§ **Items**:
-.-.-

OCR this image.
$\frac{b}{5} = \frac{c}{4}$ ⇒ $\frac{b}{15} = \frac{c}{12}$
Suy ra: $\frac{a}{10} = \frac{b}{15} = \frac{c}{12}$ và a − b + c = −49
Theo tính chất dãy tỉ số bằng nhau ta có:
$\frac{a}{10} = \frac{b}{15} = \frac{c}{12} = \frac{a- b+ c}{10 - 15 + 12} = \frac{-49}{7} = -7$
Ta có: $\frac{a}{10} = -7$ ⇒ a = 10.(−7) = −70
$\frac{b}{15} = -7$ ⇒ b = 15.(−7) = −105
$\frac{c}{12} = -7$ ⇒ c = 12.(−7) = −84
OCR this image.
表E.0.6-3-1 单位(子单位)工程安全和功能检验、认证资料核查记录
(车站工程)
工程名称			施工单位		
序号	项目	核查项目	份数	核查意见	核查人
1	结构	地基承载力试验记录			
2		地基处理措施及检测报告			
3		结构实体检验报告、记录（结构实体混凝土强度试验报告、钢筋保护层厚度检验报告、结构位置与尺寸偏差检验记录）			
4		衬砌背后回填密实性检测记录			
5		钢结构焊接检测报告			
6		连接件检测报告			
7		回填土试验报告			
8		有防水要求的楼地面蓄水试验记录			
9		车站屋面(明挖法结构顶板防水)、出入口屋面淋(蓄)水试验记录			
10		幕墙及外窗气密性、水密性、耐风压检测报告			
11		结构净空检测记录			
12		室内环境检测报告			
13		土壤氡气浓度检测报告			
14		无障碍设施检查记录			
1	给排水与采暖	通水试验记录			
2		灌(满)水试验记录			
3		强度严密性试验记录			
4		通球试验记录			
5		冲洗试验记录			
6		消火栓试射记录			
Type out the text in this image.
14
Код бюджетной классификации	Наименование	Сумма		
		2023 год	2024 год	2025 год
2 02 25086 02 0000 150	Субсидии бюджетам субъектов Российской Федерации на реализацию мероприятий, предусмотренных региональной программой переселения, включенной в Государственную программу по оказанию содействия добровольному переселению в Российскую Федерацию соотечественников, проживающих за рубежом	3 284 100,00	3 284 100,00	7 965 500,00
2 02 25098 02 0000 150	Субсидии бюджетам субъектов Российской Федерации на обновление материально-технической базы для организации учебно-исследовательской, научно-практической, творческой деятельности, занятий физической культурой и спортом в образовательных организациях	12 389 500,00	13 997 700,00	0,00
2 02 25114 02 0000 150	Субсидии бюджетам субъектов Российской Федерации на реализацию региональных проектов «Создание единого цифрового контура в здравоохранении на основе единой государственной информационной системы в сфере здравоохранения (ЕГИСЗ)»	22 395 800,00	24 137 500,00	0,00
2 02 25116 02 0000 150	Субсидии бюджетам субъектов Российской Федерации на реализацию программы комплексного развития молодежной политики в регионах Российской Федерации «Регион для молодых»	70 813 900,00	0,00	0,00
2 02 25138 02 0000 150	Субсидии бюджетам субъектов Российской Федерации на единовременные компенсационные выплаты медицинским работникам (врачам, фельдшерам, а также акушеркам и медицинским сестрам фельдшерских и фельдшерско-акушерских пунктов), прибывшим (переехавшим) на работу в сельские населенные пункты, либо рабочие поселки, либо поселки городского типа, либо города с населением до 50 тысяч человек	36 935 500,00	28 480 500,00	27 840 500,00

-.-.-

§ **What to work on**:
Copy each line of the preceding data that contains the string "frac".

§ **Solution to this problem**:
$\frac{b}{5} = \frac{c}{4}$ ⇒ $\frac{b}{15} = \frac{c}{12}$
Suy ra: $\frac{a}{10} = \frac{b}{15} = \frac{c}{12}$ và a − b + c = −49
$\frac{a}{10} = \frac{b}{15} = \frac{c}{12} = \frac{a- b+ c}{10 - 15 + 12} = \frac{-49}{7} = -7$
Ta có: $\frac{a}{10} = -7$ ⇒ a = 10.(−7) = −70
$\frac{b}{15} = -7$ ⇒ b = 15.(−7) = −105
$\frac{c}{12} = -7$ ⇒ c = 12.(−7) = −84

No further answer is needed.